Page MenuHomePhabricator

Wikistats Bug differing view numbers
Closed, ResolvedPublic

Description

Monthly pageviews give strongly different results, dependinh where I look.

  1. https://stats.wikimedia.org/#/sw.wikipedia.org/reading/total-page-views/normal|bar|2016-02-29~2021-11-08|~total|monthly shows Oct 2021 Total 6.265.709
  1. https://pageviews.toolforge.org/siteviews/?platform=all-access&source=pageviews&agent=user&start=2021-10&end=2021-10&sites=sw.wikipedia.org shows sw.wikipedia.org · 2021-10-01 - 2021-10-31 · 1.848.591 pageviews
  1. When I go via https://stats.wikimedia.org/#/sw.wikipedia.org/reading/page-views-by-country/normal|table|last-month|(access)~desktop*mobile-app*mobile-web|monthly and add the numbers in the table, I get 1.9 Mil. views, which corresponds to 2.), although I am on the same adress like 1.) which gives the much larger figure.

Is it a mistake or just a matter of better labeling?

Event Timeline

JAllemandou subscribed.

Hi @Kipala, thanks for reporting :)
The reason for your number of views to be different in 1) is because they include user, spider and automated traffic, while numbers in 2) only contain numbers for users.
You can filter the numbers in the stats.wikimedia.org UI by using the 'Agent Type' filtering (see https://stats.wikimedia.org/#/sw.wikipedia.org/reading/total-page-views/normal|bar|2016-02-29~2021-11-08|agent~user|monthly).
Finally nubmers in 3) are close to 2) cause they contain user traffic only, but they differ as they are an approximation of the real value (rounded to the upper closest hundred value). You can read some more here: https://wikitech.wikimedia.org/wiki/Analytics/Data_Lake/Edits/Geoeditors/Public#No_exact_counts.
I'm gonna close this task as invalid, feel free to reopen as needed :)

Hi JAllemandou,

I suspected something like this. Then it looks to me badly labelled. It
should say on the page what you just told me ("include user, spider and
automated traffic").

But the explanation on the page  sound like the opposite "Page views on
Wikimedia projects count the viewing of article content. In this data we
try to separate bot traffic and focus on human user page views."

So this explanation line should definitively be corrected. Can you
accept that?

________________

▶ [REQUIRED TASK A]:
Answer these questions using the pageview bug thread:
(i) What October 2021 total does the first stats.wikimedia.org link show?
(ii) According to JAllemandou's reply, what kinds of traffic are counted in the numbers from 1)?
(iii) How are the values in 3) rounded?
▶ [REQUIRED TASK B]: Carry on the pageview bug thread from the point where it stops.
The lines after this text are separate material and do not belong to it.

▶ [Layout element entries]:
________________

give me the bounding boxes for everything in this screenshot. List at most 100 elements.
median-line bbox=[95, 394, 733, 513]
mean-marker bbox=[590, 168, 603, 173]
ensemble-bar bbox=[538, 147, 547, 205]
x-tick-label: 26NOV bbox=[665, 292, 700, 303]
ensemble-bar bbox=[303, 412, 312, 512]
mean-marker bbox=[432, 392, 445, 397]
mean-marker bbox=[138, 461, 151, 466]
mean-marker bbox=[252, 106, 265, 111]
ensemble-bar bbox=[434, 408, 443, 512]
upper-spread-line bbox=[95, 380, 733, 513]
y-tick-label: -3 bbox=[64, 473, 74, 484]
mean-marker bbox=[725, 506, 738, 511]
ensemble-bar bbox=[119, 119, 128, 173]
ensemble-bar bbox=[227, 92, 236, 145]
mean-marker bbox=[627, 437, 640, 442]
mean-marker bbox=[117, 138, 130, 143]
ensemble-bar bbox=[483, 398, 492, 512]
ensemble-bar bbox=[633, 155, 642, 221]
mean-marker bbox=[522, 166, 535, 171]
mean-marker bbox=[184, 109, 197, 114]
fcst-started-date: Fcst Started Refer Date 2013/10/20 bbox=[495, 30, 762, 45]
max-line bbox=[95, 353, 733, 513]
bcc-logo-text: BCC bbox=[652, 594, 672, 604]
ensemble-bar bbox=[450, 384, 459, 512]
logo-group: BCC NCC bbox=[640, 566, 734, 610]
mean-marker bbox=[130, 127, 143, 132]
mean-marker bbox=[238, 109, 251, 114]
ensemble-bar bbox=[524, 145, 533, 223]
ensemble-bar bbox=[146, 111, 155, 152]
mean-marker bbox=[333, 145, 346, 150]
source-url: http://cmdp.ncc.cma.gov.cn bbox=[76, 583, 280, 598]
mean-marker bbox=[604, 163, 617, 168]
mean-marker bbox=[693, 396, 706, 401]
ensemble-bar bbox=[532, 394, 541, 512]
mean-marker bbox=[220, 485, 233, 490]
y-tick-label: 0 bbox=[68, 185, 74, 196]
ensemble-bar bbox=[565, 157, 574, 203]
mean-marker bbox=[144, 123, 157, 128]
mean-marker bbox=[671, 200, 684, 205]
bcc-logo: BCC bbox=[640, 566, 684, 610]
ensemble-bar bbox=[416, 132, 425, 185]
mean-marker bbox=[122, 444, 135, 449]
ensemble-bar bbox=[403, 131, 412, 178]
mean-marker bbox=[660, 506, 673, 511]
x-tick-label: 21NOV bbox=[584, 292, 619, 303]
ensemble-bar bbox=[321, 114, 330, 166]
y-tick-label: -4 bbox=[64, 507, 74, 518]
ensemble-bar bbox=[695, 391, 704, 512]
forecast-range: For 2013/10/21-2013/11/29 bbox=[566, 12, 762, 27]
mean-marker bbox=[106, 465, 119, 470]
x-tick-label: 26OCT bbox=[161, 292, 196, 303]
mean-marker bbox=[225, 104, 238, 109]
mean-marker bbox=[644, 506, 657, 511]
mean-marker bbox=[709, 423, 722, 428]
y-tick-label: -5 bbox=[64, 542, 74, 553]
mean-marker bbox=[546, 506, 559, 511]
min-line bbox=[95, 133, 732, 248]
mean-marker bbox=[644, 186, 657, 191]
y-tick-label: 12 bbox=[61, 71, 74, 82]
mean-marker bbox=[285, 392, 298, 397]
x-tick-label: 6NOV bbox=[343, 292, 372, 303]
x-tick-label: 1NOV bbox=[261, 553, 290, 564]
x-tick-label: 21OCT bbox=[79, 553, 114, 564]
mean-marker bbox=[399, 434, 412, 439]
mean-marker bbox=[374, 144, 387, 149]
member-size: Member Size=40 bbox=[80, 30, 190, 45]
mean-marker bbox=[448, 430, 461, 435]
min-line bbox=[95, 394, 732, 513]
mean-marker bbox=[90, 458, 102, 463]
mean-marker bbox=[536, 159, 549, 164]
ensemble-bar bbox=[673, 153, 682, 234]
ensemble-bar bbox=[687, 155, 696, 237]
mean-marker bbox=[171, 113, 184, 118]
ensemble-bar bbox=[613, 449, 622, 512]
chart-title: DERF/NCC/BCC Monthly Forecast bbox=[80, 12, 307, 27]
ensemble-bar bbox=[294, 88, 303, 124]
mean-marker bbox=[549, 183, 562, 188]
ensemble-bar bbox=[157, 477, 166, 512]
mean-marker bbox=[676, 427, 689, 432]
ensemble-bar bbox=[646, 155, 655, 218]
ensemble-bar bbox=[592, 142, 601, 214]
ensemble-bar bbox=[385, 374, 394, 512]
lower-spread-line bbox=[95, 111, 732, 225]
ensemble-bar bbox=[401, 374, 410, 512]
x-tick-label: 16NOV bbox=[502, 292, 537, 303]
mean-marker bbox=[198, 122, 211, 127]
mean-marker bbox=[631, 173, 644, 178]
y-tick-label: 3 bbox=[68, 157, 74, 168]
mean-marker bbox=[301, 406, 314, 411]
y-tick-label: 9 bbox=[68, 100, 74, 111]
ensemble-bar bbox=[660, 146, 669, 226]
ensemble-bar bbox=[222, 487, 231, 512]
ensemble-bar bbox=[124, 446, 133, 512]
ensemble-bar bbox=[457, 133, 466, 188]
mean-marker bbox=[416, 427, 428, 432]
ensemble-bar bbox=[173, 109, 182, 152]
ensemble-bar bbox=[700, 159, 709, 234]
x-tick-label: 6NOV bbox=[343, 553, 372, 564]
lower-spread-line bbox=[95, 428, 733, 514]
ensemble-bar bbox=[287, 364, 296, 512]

________________

▶ [RESPONSE A]:
(i) 6.265.709
(ii) User, spider and automated traffic
(iii) To the upper closest hundred value

▶ [RESPONSE B]:
Cheers

Ingo

Am 08/11/2021 um 19:37 schrieb JAllemandou:

View Task https://phabricator.wikimedia.org/T295298
JAllemandou closed this task as "Invalid".
JAllemandou added a comment.

Hi @Kipala https://phabricator.wikimedia.org/p/Kipala/, thanks for
reporting :)
The reason for your number of views to be different in 1) is because
they include user, spider and automated traffic, while numbers in 2)
only contain numbers for users.
You can filter the numbers in the stats.wikimedia.org UI by using the
'Agent Type' filtering (see
https://stats.wikimedia.org/#/sw.wikipedia.org/reading/total-page-views/normal|bar|2016-02-29~2021-11-08|agent~user|monthly
https://stats.wikimedia.org/#/sw.wikipedia.org/reading/total-page-views/normal|bar|2016-02-29~2021-11-08|agent~user|monthly).
Finally nubmers in 3) are close to 2) cause they contain user traffic
only, but they differ as they are an approximation of the real value
(rounded to the upper closest hundred value). You can read some more
here:
https://wikitech.wikimedia.org/wiki/Analytics/Data_Lake/Edits/Geoeditors/Public#No_exact_counts
https://wikitech.wikimedia.org/wiki/Analytics/Data_Lake/Edits/Geoeditors/Public#No_exact_counts.
I'm gonna close this task as invalid, feel free to reopen as needed :)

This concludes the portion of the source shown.